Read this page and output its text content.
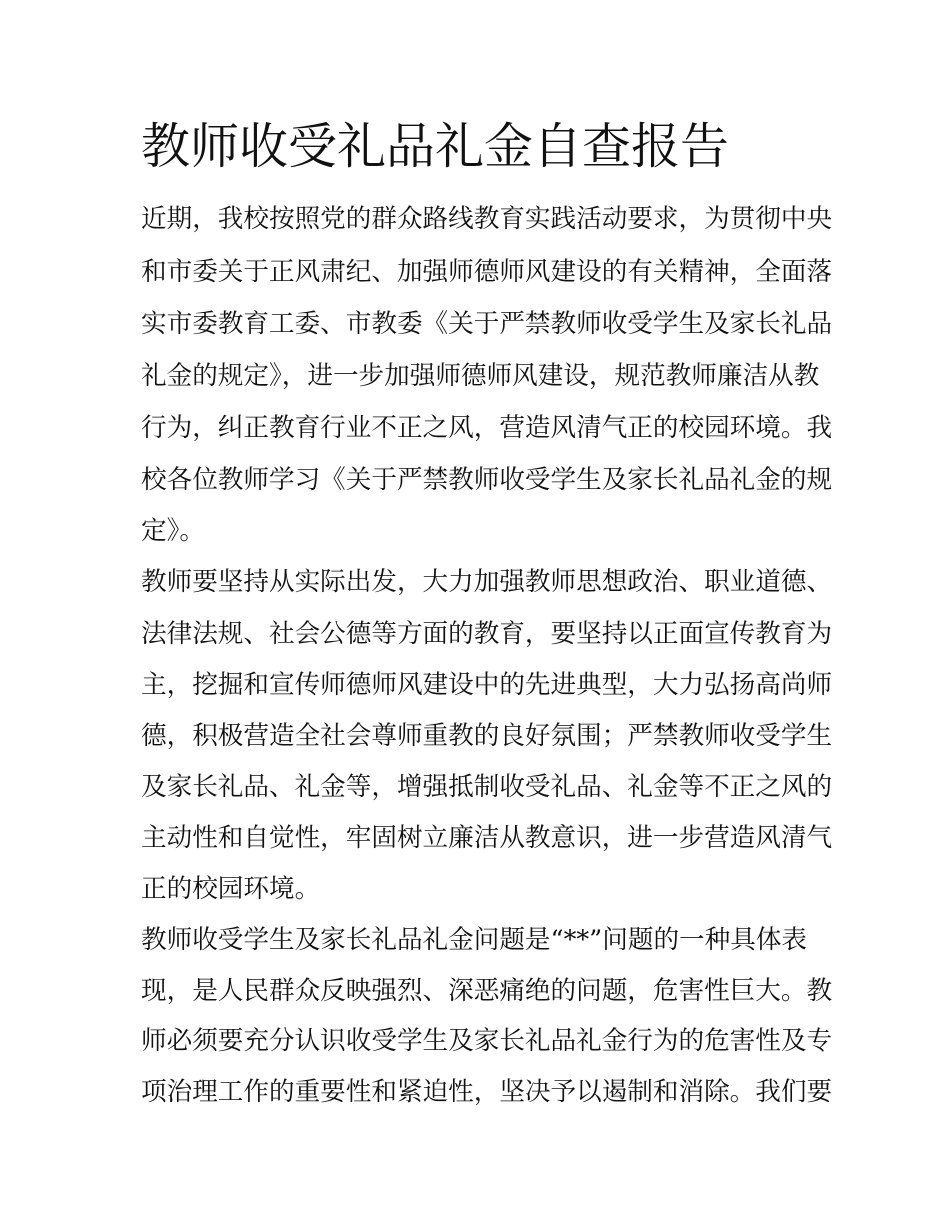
教师收受礼品礼金自查报告

近期，我校按照党的群众路线教育实践活动要求，为贯彻中央

和市委关于正风肃纪、加强师德师风建设的有关精神，全面落

实市委教育工委、市教委《关于严禁教师收受学生及家长礼品

礼金的规定》，进一步加强师德师风建设，规范教师廉洁从教

行为，纠正教育行业不正之风，营造风清气正的校园环境。我

校各位教师学习《关于严禁教师收受学生及家长礼品礼金的规

定》。

教师要坚持从实际出发，大力加强教师思想政治、职业道德、

法律法规、社会公德等方面的教育，要坚持以正面宣传教育为

主，挖掘和宣传师德师风建设中的先进典型，大力弘扬高尚师

德，积极营造全社会尊师重教的良好氛围；严禁教师收受学生

及家长礼品、礼金等，增强抵制收受礼品、礼金等不正之风的

主动性和自觉性，牢固树立廉洁从教意识，进一步营造风清气

正的校园环境。

教师收受学生及家长礼品礼金问题是“**”问题的一种具体表

现，是人民群众反映强烈、深恶痛绝的问题，危害性巨大。教

师必须要充分认识收受学生及家长礼品礼金行为的危害性及专

项治理工作的重要性和紧迫性，坚决予以遏制和消除。我们要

**TASK PROMPT:**
Copy each line above precisely, dropping the pictures.

**TASK RESPONSE:**
Read this page and output its text content.
教师收受礼品礼金自查报告

近期，我校按照党的群众路线教育实践活动要求，为贯彻中央

和市委关于正风肃纪、加强师德师风建设的有关精神，全面落

实市委教育工委、市教委《关于严禁教师收受学生及家长礼品

礼金的规定》，进一步加强师德师风建设，规范教师廉洁从教

行为，纠正教育行业不正之风，营造风清气正的校园环境。我

校各位教师学习《关于严禁教师收受学生及家长礼品礼金的规

定》。

教师要坚持从实际出发，大力加强教师思想政治、职业道德、

法律法规、社会公德等方面的教育，要坚持以正面宣传教育为

主，挖掘和宣传师德师风建设中的先进典型，大力弘扬高尚师

德，积极营造全社会尊师重教的良好氛围；严禁教师收受学生

及家长礼品、礼金等，增强抵制收受礼品、礼金等不正之风的

主动性和自觉性，牢固树立廉洁从教意识，进一步营造风清气

正的校园环境。

教师收受学生及家长礼品礼金问题是“**”问题的一种具体表

现，是人民群众反映强烈、深恶痛绝的问题，危害性巨大。教

师必须要充分认识收受学生及家长礼品礼金行为的危害性及专

项治理工作的重要性和紧迫性，坚决予以遏制和消除。我们要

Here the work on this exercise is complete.